• Goal:
Collect all lines containing the word "subtitle" from the data.

==========

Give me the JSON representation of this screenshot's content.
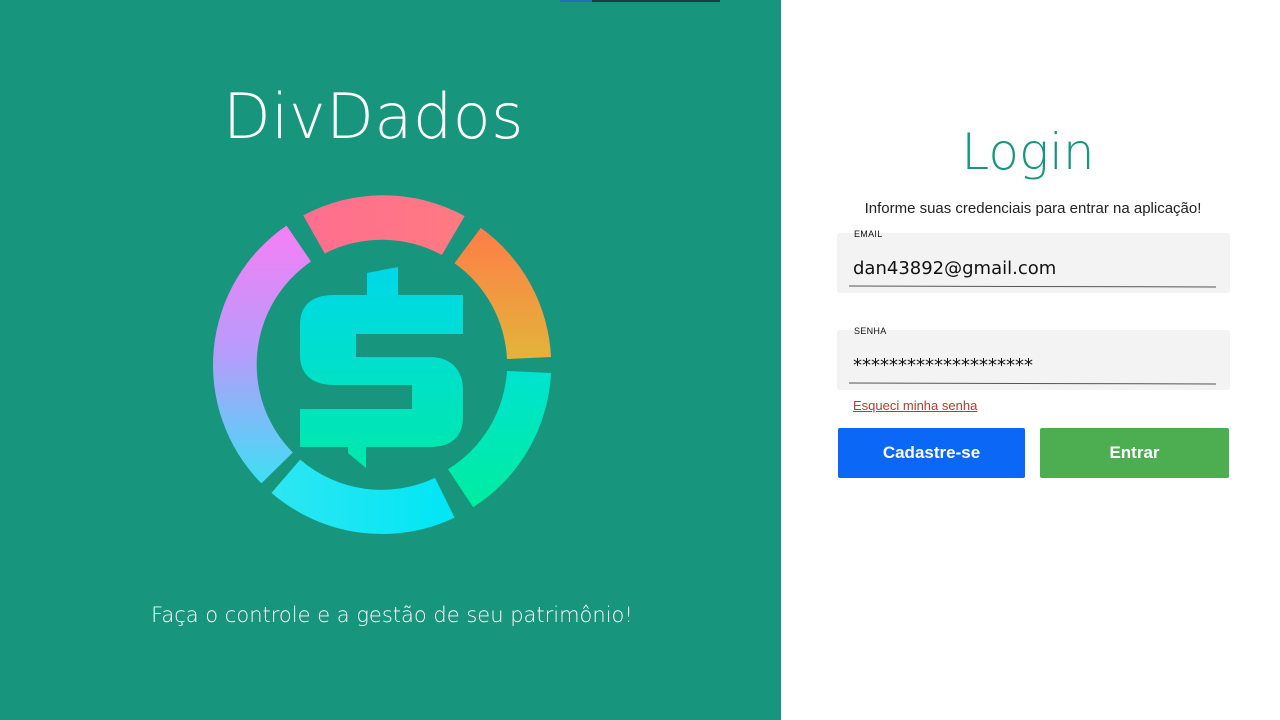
{
  "brand": {
    "name": "DivDados",
    "tagline": "Faça o controle e a gestão de seu patrimônio!"
  },
  "login": {
    "title": "Login",
    "subtitle": "Informe suas credenciais para entrar na aplicação!",
    "email": {
      "label": "EMAIL",
      "value": "dan43892@gmail.com"
    },
    "password": {
      "label": "SENHA",
      "value": "********************"
    },
    "forgot_label": "Esqueci minha senha",
    "register_label": "Cadastre-se",
    "enter_label": "Entrar"
  },
  "colors": {
    "brand_green": "#17967d",
    "register_blue": "#0b68f6",
    "enter_green": "#4cae51",
    "forgot_red": "#c0392b"
  }
}
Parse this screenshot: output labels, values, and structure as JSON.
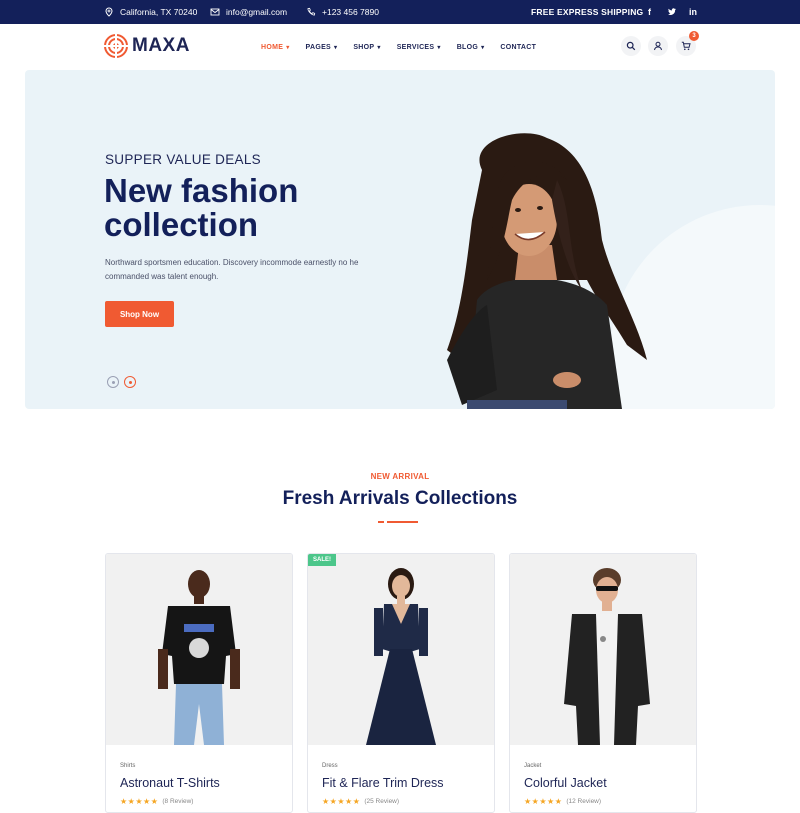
{
  "topbar": {
    "location": "California, TX 70240",
    "email": "info@gmail.com",
    "phone": "+123 456 7890",
    "shipping": "FREE EXPRESS SHIPPING",
    "social": {
      "facebook": "f",
      "twitter": "t",
      "linkedin": "in"
    },
    "icons": [
      "map-pin-icon",
      "mail-icon",
      "phone-icon"
    ]
  },
  "header": {
    "logo_text": "MAXA",
    "nav": [
      {
        "label": "HOME",
        "active": true,
        "dropdown": true
      },
      {
        "label": "PAGES",
        "dropdown": true
      },
      {
        "label": "SHOP",
        "dropdown": true
      },
      {
        "label": "SERVICES",
        "dropdown": true
      },
      {
        "label": "BLOG",
        "dropdown": true
      },
      {
        "label": "CONTACT",
        "dropdown": false
      }
    ],
    "cart_count": "3",
    "icons": [
      "search-icon",
      "user-icon",
      "cart-icon"
    ]
  },
  "hero": {
    "kicker": "SUPPER VALUE DEALS",
    "title": "New fashion collection",
    "description": "Northward sportsmen education. Discovery incommode earnestly no he commanded was talent enough.",
    "button": "Shop Now",
    "slides": 2,
    "active_slide": 2
  },
  "section": {
    "kicker": "NEW ARRIVAL",
    "title": "Fresh Arrivals Collections"
  },
  "products": [
    {
      "category": "Shirts",
      "name": "Astronaut T-Shirts",
      "reviews": "(8 Review)",
      "sale": ""
    },
    {
      "category": "Dress",
      "name": "Fit & Flare Trim Dress",
      "reviews": "(25 Review)",
      "sale": "SALE!"
    },
    {
      "category": "Jacket",
      "name": "Colorful Jacket",
      "reviews": "(12 Review)",
      "sale": ""
    }
  ],
  "colors": {
    "accent": "#f05a32",
    "navy": "#13205a",
    "hero_bg": "#eaf3f8",
    "sale": "#4cc68a",
    "star": "#f5a623"
  }
}
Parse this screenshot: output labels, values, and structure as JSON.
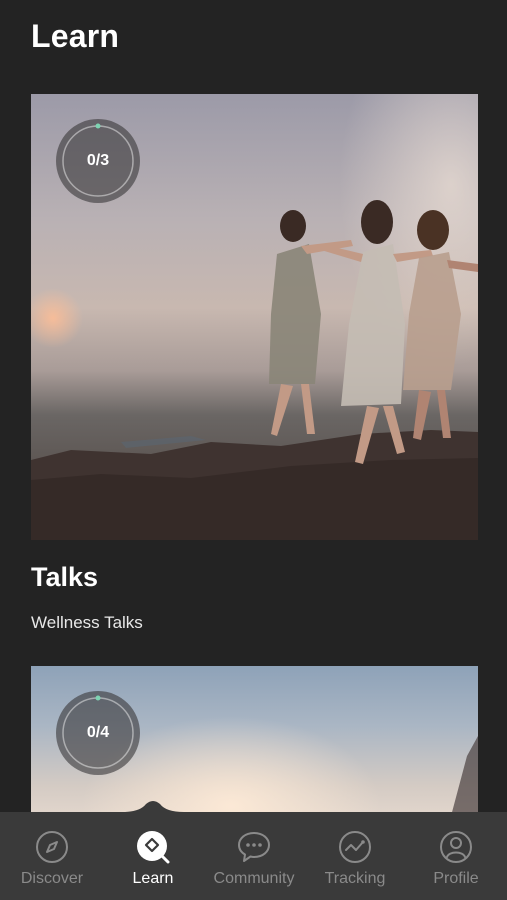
{
  "header": {
    "title": "Learn"
  },
  "cards": [
    {
      "progress": "0/3",
      "progress_fraction": 0,
      "title": "Talks",
      "subtitle": "Wellness Talks"
    },
    {
      "progress": "0/4",
      "progress_fraction": 0
    }
  ],
  "tabbar": {
    "items": [
      {
        "label": "Discover",
        "icon": "compass-icon",
        "active": false
      },
      {
        "label": "Learn",
        "icon": "learn-search-icon",
        "active": true
      },
      {
        "label": "Community",
        "icon": "chat-bubble-icon",
        "active": false
      },
      {
        "label": "Tracking",
        "icon": "tracking-chart-icon",
        "active": false
      },
      {
        "label": "Profile",
        "icon": "person-icon",
        "active": false
      }
    ]
  },
  "colors": {
    "background": "#232323",
    "tabbar": "#3a3a3a",
    "ring_accent": "#7ed3b2",
    "inactive_tab": "#8a8a8a"
  }
}
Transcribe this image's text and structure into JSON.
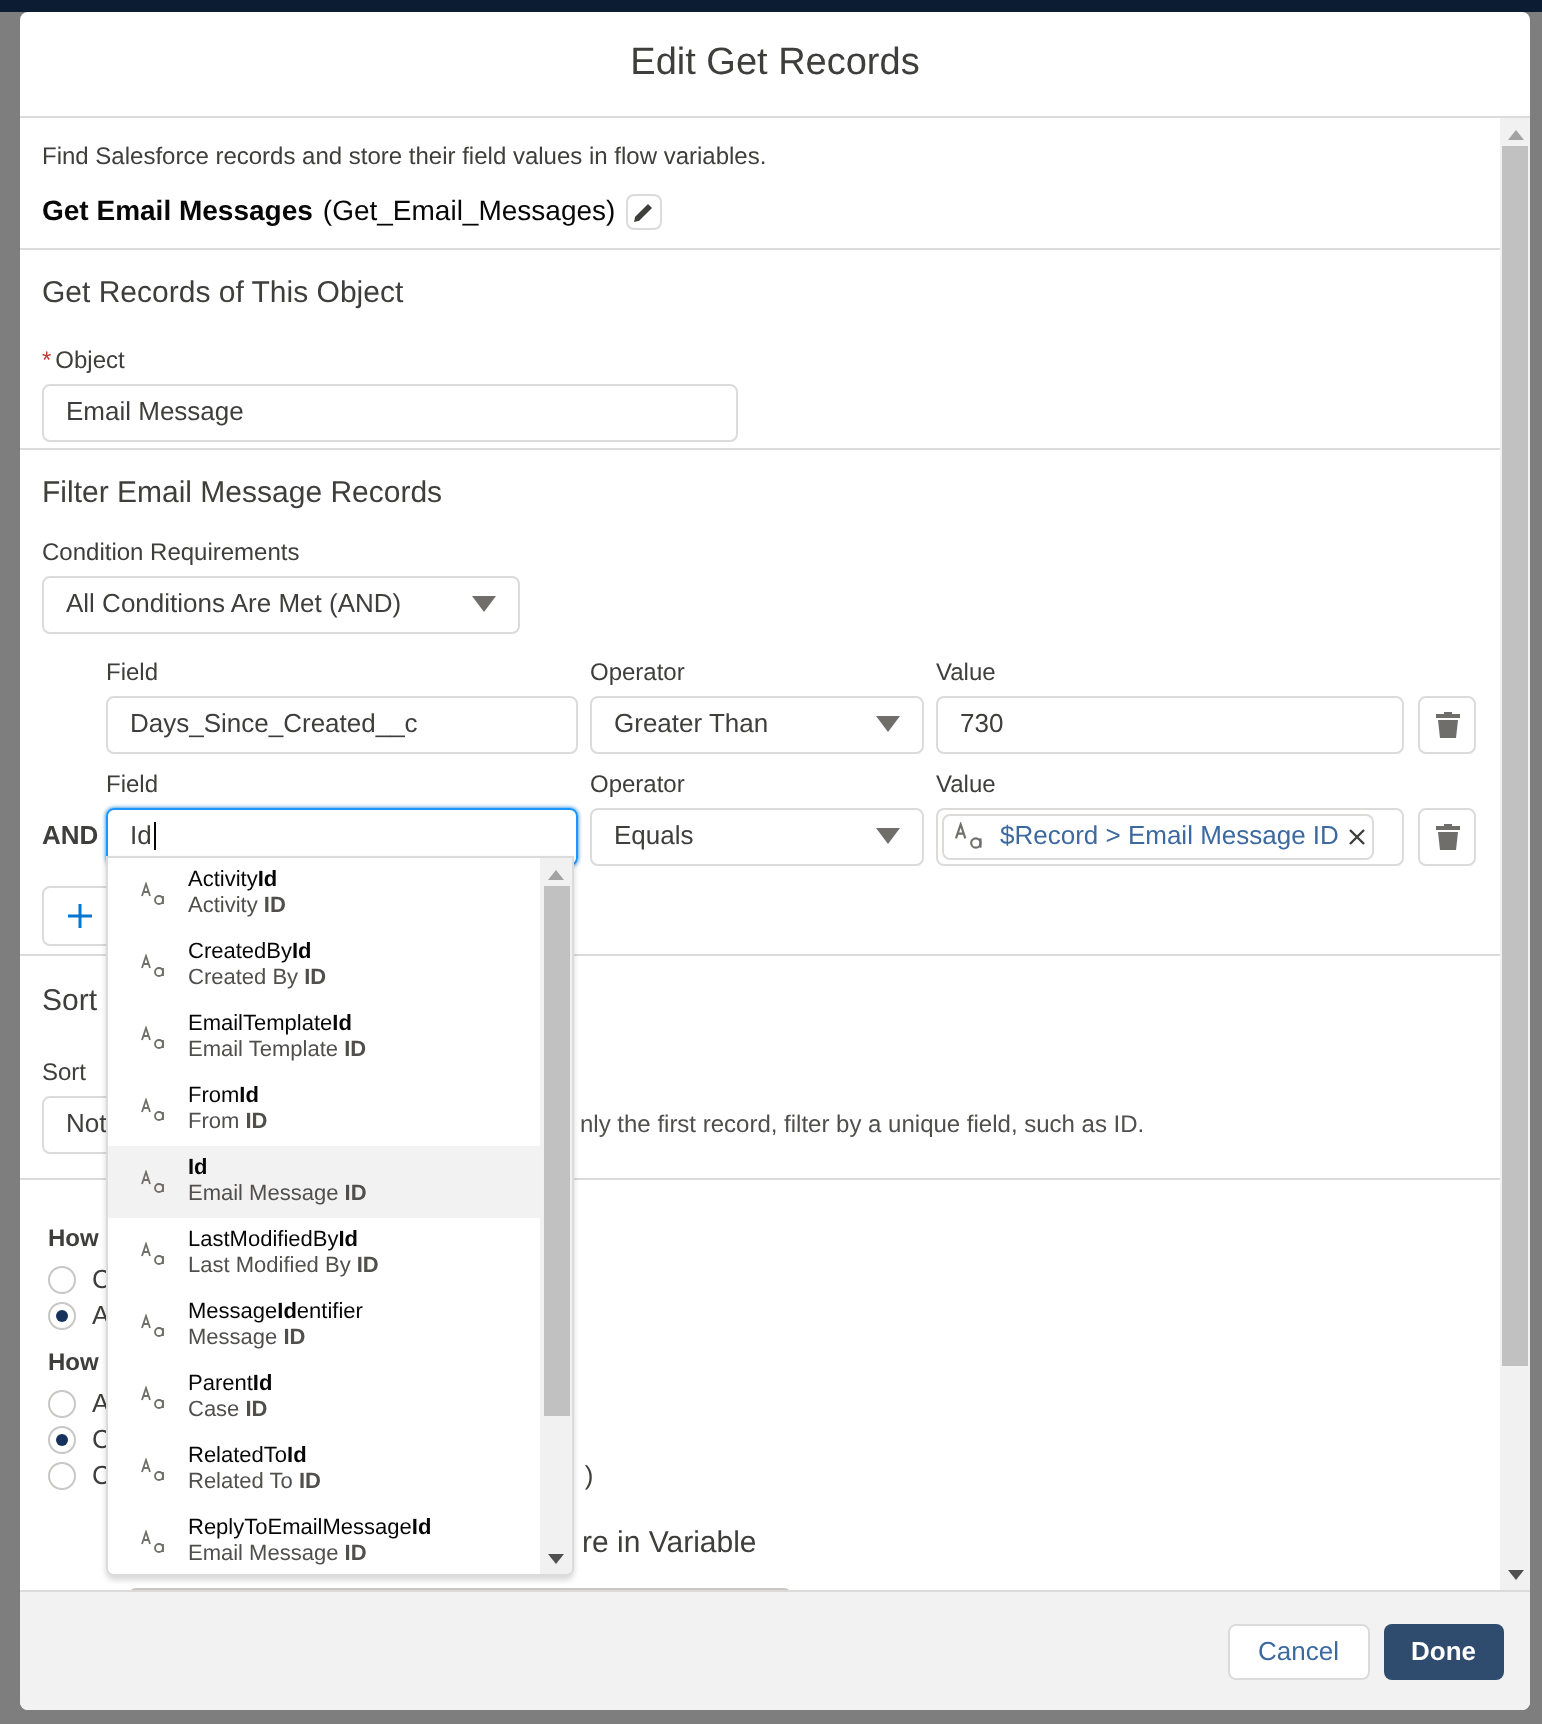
{
  "modal": {
    "title": "Edit Get Records"
  },
  "description": "Find Salesforce records and store their field values in flow variables.",
  "element": {
    "label": "Get Email Messages",
    "api_name": "(Get_Email_Messages)"
  },
  "object_section": {
    "heading": "Get Records of This Object",
    "field_label": "Object",
    "required_mark": "*",
    "value": "Email Message"
  },
  "filter_section": {
    "heading": "Filter Email Message Records",
    "requirements_label": "Condition Requirements",
    "requirements_value": "All Conditions Are Met (AND)",
    "conditions": [
      {
        "field_label": "Field",
        "field": "Days_Since_Created__c",
        "focused": false,
        "operator_label": "Operator",
        "operator": "Greater Than",
        "value_label": "Value",
        "kind": "text",
        "value": "730"
      },
      {
        "prefix": "AND",
        "field_label": "Field",
        "field": "Id",
        "focused": true,
        "operator_label": "Operator",
        "operator": "Equals",
        "value_label": "Value",
        "kind": "pill",
        "value": "$Record > Email Message ID"
      }
    ]
  },
  "sort_section": {
    "heading": "Sort",
    "label": "Sort",
    "select_value": "Not",
    "hint": "nly the first record, filter by a unique field, such as ID."
  },
  "store_section": {
    "question_1": "How",
    "options_1": [
      {
        "label": "C",
        "selected": false
      },
      {
        "label": "A",
        "selected": true
      }
    ],
    "question_2": "How",
    "options_2": [
      {
        "label": "A",
        "selected": false
      },
      {
        "label": "C",
        "selected": true
      },
      {
        "label": "C",
        "tail": ")",
        "selected": false
      }
    ],
    "store_heading": "re in Variable"
  },
  "dropdown": {
    "items": [
      {
        "label": "Activity**Id**",
        "sublabel": "Activity **ID**",
        "selected": false
      },
      {
        "label": "CreatedBy**Id**",
        "sublabel": "Created By **ID**",
        "selected": false
      },
      {
        "label": "EmailTemplate**Id**",
        "sublabel": "Email Template **ID**",
        "selected": false
      },
      {
        "label": "From**Id**",
        "sublabel": "From **ID**",
        "selected": false
      },
      {
        "label": "**Id**",
        "sublabel": "Email Message **ID**",
        "selected": true
      },
      {
        "label": "LastModifiedBy**Id**",
        "sublabel": "Last Modified By **ID**",
        "selected": false
      },
      {
        "label": "Message**Id**entifier",
        "sublabel": "Message **ID**",
        "selected": false
      },
      {
        "label": "Parent**Id**",
        "sublabel": "Case **ID**",
        "selected": false
      },
      {
        "label": "RelatedTo**Id**",
        "sublabel": "Related To **ID**",
        "selected": false
      },
      {
        "label": "ReplyToEmailMessage**Id**",
        "sublabel": "Email Message **ID**",
        "selected": false
      }
    ]
  },
  "footer": {
    "cancel": "Cancel",
    "done": "Done"
  }
}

==========

• Completed task:
    "subtitle": "Informe suas credenciais para entrar na aplicação!",
      "subtitle": "Wellness Talks"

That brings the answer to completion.